• _Instruction_
Each line in the entries below that holds the string "metrics" is to be listed.

• _Data for this task_

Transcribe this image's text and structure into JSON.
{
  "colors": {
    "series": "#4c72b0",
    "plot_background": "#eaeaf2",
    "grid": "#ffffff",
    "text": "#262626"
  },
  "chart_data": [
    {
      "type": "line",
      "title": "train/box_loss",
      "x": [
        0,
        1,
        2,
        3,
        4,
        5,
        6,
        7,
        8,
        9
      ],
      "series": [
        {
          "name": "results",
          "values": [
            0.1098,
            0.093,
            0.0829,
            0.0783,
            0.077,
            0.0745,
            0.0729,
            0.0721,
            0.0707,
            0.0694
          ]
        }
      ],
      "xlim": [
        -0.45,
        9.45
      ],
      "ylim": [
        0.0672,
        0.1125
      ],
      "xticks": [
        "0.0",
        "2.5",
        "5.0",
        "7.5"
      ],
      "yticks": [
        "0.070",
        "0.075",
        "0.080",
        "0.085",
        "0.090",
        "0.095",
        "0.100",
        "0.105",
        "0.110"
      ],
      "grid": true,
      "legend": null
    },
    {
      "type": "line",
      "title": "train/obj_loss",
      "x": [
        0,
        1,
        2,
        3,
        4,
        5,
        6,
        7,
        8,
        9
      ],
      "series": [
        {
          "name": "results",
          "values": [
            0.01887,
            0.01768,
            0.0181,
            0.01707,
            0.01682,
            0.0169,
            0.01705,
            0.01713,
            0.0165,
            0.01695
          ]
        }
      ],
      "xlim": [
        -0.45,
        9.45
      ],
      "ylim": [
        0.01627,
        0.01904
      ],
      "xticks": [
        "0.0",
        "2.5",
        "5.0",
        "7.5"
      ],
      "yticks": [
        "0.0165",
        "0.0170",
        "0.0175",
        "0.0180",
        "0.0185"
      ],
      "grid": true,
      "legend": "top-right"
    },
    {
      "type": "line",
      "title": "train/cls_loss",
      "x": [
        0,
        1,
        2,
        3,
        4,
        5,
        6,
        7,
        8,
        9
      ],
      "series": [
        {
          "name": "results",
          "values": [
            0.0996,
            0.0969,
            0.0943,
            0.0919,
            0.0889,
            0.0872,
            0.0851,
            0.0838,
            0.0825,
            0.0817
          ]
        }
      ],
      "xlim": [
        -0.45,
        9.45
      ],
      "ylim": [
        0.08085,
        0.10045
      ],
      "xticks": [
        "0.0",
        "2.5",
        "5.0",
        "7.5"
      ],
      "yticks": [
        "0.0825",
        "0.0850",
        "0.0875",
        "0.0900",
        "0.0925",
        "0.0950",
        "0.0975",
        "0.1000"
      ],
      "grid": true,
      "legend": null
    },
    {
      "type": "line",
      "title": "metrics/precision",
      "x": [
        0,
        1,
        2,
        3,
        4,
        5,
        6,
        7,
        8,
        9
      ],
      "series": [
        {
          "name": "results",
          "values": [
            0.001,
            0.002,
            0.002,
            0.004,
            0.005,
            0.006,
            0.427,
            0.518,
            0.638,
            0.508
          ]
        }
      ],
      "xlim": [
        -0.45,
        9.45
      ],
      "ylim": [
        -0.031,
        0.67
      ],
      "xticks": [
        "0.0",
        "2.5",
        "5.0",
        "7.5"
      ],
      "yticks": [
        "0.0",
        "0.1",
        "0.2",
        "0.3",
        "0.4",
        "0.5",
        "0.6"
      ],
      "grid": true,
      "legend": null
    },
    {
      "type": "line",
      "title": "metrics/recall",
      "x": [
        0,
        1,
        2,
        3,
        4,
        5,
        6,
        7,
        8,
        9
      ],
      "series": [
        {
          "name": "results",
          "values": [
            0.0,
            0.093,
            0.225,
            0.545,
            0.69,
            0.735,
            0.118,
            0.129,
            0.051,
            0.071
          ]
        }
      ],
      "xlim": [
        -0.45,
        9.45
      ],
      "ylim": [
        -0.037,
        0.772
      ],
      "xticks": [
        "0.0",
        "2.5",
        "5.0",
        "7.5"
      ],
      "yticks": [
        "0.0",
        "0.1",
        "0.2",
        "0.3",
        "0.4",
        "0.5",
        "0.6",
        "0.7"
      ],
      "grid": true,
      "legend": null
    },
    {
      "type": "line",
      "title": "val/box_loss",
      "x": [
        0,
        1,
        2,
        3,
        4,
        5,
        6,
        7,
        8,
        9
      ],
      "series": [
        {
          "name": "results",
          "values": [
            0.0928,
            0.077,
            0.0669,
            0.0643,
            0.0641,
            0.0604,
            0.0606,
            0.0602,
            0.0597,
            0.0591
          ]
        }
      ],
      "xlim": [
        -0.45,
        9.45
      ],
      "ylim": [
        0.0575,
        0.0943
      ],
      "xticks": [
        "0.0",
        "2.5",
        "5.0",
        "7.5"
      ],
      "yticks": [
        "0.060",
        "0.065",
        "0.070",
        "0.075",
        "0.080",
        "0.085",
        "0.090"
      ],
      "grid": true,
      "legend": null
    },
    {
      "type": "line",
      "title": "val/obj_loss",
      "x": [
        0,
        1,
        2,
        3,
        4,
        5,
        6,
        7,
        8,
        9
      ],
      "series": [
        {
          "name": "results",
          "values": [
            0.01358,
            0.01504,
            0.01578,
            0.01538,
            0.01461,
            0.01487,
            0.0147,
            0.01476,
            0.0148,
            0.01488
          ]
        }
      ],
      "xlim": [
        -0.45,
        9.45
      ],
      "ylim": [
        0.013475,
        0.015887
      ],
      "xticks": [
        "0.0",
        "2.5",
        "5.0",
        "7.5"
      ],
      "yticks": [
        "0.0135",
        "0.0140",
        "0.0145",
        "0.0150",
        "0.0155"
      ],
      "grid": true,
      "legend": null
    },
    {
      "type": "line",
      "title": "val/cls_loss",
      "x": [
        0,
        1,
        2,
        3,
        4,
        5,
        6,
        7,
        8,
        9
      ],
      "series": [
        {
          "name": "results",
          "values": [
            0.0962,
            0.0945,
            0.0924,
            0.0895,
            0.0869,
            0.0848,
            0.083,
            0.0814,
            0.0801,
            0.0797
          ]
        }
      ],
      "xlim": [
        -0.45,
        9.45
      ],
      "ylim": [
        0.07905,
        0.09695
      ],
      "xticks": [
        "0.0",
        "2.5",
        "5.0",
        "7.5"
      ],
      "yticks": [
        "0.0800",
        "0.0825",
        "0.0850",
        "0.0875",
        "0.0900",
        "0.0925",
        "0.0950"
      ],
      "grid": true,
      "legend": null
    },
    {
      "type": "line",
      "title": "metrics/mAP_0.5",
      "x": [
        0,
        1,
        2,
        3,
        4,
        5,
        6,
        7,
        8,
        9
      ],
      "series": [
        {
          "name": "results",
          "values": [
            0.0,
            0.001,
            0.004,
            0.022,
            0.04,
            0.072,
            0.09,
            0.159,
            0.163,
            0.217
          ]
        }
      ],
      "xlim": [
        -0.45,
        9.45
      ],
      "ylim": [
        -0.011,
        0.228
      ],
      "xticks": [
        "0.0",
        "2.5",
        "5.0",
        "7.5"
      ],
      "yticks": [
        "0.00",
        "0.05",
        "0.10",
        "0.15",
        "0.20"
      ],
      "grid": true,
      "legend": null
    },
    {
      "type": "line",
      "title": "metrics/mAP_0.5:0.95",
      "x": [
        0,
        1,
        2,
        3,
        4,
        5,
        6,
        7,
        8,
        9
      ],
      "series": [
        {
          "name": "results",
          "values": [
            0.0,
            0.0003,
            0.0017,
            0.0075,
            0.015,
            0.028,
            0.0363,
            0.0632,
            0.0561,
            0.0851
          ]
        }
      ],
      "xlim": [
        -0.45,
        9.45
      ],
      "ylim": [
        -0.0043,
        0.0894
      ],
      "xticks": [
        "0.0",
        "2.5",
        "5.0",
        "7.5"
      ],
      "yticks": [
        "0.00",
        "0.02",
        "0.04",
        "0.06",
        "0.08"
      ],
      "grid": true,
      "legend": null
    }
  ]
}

• _Final result_
      "title": "metrics/precision",
      "title": "metrics/recall",
      "title": "metrics/mAP_0.5",
      "title": "metrics/mAP_0.5:0.95",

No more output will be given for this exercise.